THE EXERCISE:
Reproduce all lines of the listing below in which the word "охраны" occurs.

DATASET RECORDS:

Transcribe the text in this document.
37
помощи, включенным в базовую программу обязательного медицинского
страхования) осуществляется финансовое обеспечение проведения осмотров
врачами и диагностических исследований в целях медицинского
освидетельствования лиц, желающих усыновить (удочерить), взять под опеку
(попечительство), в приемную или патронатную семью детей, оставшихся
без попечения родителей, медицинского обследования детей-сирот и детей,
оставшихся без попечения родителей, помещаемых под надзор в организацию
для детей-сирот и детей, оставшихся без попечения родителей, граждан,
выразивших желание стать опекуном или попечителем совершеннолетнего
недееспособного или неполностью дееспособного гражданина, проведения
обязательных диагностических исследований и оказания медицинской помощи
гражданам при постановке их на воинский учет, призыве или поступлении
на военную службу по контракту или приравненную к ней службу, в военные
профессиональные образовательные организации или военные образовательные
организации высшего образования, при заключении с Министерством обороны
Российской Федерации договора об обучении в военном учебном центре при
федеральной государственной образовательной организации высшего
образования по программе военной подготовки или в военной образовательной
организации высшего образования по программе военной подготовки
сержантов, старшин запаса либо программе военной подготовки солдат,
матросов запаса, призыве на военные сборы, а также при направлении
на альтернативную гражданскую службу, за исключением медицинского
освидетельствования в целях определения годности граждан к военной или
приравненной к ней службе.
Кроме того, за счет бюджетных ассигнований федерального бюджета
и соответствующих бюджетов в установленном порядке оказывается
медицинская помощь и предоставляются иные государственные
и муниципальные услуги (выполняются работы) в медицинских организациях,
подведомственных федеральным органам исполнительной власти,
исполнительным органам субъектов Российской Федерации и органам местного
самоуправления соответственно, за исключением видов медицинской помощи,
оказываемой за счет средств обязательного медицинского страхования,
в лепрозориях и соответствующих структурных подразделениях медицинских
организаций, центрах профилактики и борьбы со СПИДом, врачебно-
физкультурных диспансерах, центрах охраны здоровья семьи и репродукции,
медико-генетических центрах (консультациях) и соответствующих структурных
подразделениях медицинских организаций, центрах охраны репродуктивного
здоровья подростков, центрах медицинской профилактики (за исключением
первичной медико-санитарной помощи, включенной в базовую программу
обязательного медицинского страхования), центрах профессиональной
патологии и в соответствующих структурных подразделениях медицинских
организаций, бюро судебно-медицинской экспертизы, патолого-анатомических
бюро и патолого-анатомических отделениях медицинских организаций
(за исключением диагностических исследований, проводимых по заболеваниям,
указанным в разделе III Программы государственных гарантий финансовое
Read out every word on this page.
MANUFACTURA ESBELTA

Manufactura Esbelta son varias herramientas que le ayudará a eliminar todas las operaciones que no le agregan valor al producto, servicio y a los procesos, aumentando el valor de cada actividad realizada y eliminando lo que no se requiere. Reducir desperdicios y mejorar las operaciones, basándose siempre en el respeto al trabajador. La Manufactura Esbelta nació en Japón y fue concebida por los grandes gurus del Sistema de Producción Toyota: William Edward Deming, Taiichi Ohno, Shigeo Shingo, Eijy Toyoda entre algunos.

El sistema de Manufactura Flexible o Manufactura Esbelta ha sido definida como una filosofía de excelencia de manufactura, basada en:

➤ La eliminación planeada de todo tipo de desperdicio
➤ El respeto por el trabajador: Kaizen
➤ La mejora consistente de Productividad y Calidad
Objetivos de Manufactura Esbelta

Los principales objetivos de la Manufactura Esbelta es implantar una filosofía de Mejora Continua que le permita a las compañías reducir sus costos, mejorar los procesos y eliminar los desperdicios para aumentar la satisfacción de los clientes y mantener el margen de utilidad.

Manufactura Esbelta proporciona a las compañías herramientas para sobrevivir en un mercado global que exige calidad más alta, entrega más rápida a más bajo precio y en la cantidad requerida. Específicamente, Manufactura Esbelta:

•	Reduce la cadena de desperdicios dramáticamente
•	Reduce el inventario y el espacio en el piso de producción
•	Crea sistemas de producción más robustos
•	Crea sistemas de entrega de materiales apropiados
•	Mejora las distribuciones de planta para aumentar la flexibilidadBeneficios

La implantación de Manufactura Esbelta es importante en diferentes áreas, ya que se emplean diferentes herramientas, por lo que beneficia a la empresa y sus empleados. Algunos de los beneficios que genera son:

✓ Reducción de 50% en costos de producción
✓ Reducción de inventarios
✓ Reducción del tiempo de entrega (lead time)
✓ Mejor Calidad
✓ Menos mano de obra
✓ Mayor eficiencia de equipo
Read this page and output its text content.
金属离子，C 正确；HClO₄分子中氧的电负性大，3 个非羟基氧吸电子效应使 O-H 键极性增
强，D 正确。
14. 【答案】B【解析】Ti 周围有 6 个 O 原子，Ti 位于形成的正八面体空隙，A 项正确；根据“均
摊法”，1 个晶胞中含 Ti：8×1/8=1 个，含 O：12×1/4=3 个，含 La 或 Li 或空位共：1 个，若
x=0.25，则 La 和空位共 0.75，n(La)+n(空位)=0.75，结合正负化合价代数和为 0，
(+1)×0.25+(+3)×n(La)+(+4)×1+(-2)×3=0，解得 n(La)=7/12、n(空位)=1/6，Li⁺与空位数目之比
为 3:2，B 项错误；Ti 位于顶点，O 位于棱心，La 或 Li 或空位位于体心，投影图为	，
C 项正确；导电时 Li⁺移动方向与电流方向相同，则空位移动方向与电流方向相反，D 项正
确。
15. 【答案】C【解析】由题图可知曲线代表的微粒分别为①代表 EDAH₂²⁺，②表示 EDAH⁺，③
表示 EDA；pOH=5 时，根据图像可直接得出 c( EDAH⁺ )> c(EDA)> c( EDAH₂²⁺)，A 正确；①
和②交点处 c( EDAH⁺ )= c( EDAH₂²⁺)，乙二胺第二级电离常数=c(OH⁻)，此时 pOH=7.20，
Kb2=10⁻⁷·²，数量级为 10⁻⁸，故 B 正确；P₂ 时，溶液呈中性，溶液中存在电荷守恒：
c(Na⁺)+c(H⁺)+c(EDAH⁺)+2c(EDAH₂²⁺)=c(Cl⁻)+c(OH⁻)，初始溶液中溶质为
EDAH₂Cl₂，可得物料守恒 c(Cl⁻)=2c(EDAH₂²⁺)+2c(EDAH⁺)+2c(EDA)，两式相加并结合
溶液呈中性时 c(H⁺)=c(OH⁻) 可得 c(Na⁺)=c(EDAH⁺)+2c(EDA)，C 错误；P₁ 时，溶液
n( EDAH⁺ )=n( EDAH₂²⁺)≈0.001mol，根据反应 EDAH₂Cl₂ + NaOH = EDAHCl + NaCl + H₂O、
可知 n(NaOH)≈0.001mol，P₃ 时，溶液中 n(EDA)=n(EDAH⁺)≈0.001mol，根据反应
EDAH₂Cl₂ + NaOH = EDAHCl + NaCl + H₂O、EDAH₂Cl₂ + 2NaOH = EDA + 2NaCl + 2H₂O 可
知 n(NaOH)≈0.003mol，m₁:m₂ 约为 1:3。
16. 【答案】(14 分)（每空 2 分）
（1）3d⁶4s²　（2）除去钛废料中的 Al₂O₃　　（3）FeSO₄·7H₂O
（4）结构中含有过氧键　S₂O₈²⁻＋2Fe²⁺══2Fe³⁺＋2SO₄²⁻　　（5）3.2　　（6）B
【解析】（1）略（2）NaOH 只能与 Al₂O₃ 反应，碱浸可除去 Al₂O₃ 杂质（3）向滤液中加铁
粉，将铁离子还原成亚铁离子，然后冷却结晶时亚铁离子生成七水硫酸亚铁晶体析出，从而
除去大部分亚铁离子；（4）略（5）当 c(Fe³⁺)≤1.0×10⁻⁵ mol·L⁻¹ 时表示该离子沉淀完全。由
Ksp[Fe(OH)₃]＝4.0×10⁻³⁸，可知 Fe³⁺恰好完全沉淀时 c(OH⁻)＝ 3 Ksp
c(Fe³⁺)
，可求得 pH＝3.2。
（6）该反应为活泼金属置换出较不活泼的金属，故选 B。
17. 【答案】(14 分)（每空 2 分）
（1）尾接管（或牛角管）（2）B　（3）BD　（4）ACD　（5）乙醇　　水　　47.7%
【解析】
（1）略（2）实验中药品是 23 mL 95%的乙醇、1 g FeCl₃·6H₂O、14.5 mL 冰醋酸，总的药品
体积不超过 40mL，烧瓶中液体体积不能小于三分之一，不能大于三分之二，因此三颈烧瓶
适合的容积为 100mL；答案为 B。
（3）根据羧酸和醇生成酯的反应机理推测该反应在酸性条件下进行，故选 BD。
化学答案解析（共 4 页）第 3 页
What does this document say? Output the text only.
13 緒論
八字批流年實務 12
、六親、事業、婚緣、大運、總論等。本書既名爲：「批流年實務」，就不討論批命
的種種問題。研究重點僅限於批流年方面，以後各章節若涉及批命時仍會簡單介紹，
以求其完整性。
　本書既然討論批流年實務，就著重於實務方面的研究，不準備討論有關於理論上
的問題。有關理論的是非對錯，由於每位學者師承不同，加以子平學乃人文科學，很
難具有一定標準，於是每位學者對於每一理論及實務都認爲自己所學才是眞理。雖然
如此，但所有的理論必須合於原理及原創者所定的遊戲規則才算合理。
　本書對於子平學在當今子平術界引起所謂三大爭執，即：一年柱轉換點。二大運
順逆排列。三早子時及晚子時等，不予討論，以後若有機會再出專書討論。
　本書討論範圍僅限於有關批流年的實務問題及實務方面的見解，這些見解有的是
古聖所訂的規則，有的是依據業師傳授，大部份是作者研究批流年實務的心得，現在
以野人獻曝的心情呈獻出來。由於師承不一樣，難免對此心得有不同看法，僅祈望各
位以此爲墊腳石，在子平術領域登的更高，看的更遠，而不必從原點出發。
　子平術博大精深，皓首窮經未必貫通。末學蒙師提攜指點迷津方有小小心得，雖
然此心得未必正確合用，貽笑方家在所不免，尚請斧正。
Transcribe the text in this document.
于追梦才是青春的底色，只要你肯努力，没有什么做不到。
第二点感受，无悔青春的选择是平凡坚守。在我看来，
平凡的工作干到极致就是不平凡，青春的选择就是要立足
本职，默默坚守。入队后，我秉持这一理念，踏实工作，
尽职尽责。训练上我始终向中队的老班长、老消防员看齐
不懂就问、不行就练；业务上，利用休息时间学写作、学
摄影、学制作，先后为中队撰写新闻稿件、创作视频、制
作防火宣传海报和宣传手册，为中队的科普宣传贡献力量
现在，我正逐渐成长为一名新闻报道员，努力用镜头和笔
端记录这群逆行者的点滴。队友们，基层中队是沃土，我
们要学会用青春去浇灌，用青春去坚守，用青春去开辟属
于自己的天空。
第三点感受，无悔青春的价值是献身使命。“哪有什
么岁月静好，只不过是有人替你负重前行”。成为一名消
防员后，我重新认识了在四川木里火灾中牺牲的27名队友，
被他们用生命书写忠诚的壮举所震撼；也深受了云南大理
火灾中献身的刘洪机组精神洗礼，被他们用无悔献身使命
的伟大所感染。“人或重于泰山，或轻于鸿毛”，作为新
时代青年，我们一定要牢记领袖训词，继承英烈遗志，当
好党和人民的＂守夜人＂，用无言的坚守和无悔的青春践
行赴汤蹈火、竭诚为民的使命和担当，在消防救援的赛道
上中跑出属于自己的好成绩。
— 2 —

RIGHT ANSWER:
физкультурных диспансерах, центрах охраны здоровья семьи и репродукции,
подразделениях медицинских организаций, центрах охраны репродуктивного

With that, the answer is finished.